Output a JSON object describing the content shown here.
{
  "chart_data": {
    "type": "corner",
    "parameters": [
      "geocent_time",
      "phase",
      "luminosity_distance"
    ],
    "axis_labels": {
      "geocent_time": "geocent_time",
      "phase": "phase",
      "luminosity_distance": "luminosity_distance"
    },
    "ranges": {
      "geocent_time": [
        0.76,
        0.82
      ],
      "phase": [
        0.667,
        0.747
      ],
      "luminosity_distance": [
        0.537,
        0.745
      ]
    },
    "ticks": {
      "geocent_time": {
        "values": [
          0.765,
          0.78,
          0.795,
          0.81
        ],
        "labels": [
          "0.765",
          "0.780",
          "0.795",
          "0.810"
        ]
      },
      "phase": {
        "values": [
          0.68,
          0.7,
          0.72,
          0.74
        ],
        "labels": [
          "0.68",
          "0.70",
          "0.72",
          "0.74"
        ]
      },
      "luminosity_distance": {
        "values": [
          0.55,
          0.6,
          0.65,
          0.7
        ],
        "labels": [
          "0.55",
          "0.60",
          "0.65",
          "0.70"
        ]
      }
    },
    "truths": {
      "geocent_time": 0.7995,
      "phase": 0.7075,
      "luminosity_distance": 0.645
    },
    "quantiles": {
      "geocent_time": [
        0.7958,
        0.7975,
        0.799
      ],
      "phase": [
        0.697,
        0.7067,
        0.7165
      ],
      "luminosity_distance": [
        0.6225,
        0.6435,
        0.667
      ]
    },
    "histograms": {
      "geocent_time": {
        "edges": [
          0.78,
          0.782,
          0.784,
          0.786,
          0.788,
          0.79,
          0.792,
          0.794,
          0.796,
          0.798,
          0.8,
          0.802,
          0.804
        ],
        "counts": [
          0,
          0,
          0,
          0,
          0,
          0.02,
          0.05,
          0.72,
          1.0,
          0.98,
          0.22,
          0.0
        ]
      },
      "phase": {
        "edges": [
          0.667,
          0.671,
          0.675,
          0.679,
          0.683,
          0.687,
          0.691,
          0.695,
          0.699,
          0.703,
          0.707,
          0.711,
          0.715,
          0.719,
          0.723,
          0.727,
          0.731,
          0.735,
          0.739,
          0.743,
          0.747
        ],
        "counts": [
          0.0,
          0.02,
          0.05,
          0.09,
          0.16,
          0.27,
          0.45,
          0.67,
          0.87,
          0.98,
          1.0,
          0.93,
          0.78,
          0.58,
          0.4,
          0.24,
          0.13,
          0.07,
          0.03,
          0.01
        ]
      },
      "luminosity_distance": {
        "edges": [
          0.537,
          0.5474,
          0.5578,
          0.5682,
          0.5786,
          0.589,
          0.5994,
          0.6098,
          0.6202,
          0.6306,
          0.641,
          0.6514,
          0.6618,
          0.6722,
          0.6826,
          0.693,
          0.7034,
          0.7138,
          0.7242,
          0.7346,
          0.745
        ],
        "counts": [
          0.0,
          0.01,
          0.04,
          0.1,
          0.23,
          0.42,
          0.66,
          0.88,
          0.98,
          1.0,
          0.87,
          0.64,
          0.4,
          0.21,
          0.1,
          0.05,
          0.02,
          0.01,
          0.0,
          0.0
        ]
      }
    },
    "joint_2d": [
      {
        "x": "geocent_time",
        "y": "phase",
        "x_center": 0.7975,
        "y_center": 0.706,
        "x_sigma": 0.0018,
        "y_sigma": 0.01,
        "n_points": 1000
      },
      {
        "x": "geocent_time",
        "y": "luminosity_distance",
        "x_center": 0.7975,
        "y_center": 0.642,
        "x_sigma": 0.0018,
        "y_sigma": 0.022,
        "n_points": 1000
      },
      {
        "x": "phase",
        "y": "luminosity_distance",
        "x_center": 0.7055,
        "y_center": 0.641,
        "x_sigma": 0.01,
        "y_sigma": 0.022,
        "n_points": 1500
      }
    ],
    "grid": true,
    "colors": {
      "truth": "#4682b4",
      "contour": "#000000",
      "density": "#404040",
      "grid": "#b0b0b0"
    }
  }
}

################

What you will do →
Retype every record above exactly as written.

Correct response →
Output a JSON object describing the content shown here.
{
  "chart_data": {
    "type": "corner",
    "parameters": [
      "geocent_time",
      "phase",
      "luminosity_distance"
    ],
    "axis_labels": {
      "geocent_time": "geocent_time",
      "phase": "phase",
      "luminosity_distance": "luminosity_distance"
    },
    "ranges": {
      "geocent_time": [
        0.76,
        0.82
      ],
      "phase": [
        0.667,
        0.747
      ],
      "luminosity_distance": [
        0.537,
        0.745
      ]
    },
    "ticks": {
      "geocent_time": {
        "values": [
          0.765,
          0.78,
          0.795,
          0.81
        ],
        "labels": [
          "0.765",
          "0.780",
          "0.795",
          "0.810"
        ]
      },
      "phase": {
        "values": [
          0.68,
          0.7,
          0.72,
          0.74
        ],
        "labels": [
          "0.68",
          "0.70",
          "0.72",
          "0.74"
        ]
      },
      "luminosity_distance": {
        "values": [
          0.55,
          0.6,
          0.65,
          0.7
        ],
        "labels": [
          "0.55",
          "0.60",
          "0.65",
          "0.70"
        ]
      }
    },
    "truths": {
      "geocent_time": 0.7995,
      "phase": 0.7075,
      "luminosity_distance": 0.645
    },
    "quantiles": {
      "geocent_time": [
        0.7958,
        0.7975,
        0.799
      ],
      "phase": [
        0.697,
        0.7067,
        0.7165
      ],
      "luminosity_distance": [
        0.6225,
        0.6435,
        0.667
      ]
    },
    "histograms": {
      "geocent_time": {
        "edges": [
          0.78,
          0.782,
          0.784,
          0.786,
          0.788,
          0.79,
          0.792,
          0.794,
          0.796,
          0.798,
          0.8,
          0.802,
          0.804
        ],
        "counts": [
          0,
          0,
          0,
          0,
          0,
          0.02,
          0.05,
          0.72,
          1.0,
          0.98,
          0.22,
          0.0
        ]
      },
      "phase": {
        "edges": [
          0.667,
          0.671,
          0.675,
          0.679,
          0.683,
          0.687,
          0.691,
          0.695,
          0.699,
          0.703,
          0.707,
          0.711,
          0.715,
          0.719,
          0.723,
          0.727,
          0.731,
          0.735,
          0.739,
          0.743,
          0.747
        ],
        "counts": [
          0.0,
          0.02,
          0.05,
          0.09,
          0.16,
          0.27,
          0.45,
          0.67,
          0.87,
          0.98,
          1.0,
          0.93,
          0.78,
          0.58,
          0.4,
          0.24,
          0.13,
          0.07,
          0.03,
          0.01
        ]
      },
      "luminosity_distance": {
        "edges": [
          0.537,
          0.5474,
          0.5578,
          0.5682,
          0.5786,
          0.589,
          0.5994,
          0.6098,
          0.6202,
          0.6306,
          0.641,
          0.6514,
          0.6618,
          0.6722,
          0.6826,
          0.693,
          0.7034,
          0.7138,
          0.7242,
          0.7346,
          0.745
        ],
        "counts": [
          0.0,
          0.01,
          0.04,
          0.1,
          0.23,
          0.42,
          0.66,
          0.88,
          0.98,
          1.0,
          0.87,
          0.64,
          0.4,
          0.21,
          0.1,
          0.05,
          0.02,
          0.01,
          0.0,
          0.0
        ]
      }
    },
    "joint_2d": [
      {
        "x": "geocent_time",
        "y": "phase",
        "x_center": 0.7975,
        "y_center": 0.706,
        "x_sigma": 0.0018,
        "y_sigma": 0.01,
        "n_points": 1000
      },
      {
        "x": "geocent_time",
        "y": "luminosity_distance",
        "x_center": 0.7975,
        "y_center": 0.642,
        "x_sigma": 0.0018,
        "y_sigma": 0.022,
        "n_points": 1000
      },
      {
        "x": "phase",
        "y": "luminosity_distance",
        "x_center": 0.7055,
        "y_center": 0.641,
        "x_sigma": 0.01,
        "y_sigma": 0.022,
        "n_points": 1500
      }
    ],
    "grid": true,
    "colors": {
      "truth": "#4682b4",
      "contour": "#000000",
      "density": "#404040",
      "grid": "#b0b0b0"
    }
  }
}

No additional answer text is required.